■ Problem to work on: For every line in the data below that contains "Total", copy the line.

■ Information shown:
----------
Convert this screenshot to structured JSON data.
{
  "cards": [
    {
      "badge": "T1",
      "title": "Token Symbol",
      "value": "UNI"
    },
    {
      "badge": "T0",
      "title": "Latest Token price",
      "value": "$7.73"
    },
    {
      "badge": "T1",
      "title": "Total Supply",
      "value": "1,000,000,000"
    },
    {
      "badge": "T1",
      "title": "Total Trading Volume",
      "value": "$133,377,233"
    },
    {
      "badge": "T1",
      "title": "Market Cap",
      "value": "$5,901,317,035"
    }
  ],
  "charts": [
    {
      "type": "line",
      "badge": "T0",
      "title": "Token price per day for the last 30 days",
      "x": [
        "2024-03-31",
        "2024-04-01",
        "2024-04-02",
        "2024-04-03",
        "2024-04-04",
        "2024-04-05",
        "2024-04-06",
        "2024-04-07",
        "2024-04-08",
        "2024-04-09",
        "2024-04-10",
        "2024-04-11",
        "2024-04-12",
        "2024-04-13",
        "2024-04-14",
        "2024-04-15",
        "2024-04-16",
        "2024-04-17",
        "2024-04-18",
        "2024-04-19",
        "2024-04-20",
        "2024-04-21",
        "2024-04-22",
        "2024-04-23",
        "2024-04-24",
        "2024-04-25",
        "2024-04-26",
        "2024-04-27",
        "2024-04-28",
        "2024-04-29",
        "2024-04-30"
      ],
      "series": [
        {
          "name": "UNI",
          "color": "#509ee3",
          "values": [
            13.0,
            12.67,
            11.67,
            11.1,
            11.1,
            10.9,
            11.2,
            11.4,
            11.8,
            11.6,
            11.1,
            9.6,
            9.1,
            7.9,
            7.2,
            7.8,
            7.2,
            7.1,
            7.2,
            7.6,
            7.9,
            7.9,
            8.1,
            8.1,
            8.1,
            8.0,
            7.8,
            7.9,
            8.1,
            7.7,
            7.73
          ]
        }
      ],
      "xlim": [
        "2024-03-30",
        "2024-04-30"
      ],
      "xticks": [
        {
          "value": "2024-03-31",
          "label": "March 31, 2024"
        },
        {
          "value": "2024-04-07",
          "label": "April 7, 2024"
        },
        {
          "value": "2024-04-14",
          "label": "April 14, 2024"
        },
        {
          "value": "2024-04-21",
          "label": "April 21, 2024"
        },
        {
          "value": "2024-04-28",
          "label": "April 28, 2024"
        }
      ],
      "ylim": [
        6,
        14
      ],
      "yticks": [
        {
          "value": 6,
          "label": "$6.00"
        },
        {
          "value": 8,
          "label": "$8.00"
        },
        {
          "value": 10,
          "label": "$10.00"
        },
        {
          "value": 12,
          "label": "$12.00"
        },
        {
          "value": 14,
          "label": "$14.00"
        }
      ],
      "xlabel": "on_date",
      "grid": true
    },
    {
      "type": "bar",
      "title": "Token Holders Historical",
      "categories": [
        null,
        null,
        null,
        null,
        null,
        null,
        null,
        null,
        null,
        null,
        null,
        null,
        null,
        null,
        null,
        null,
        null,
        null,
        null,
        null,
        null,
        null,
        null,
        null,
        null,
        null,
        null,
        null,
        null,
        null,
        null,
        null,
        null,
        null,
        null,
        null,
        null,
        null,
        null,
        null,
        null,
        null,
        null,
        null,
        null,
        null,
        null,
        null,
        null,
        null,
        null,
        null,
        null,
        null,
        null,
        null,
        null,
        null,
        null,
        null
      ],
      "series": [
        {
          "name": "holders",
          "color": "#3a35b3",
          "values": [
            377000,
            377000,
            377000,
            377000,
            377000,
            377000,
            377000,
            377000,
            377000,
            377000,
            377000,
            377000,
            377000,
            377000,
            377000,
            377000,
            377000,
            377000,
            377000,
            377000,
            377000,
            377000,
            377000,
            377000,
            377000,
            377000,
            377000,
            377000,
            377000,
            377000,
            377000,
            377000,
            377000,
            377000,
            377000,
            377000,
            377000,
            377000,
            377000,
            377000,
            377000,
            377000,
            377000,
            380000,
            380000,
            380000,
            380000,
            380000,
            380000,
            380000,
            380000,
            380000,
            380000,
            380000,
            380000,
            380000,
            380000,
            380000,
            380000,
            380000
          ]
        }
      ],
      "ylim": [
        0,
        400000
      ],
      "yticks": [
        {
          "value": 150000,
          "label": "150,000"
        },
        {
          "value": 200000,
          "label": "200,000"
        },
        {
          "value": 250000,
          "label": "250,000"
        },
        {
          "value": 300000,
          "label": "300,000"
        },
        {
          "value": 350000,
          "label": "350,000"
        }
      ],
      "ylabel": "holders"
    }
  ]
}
----------
■ Task output:
      "title": "Total Supply",
      "title": "Total Trading Volume",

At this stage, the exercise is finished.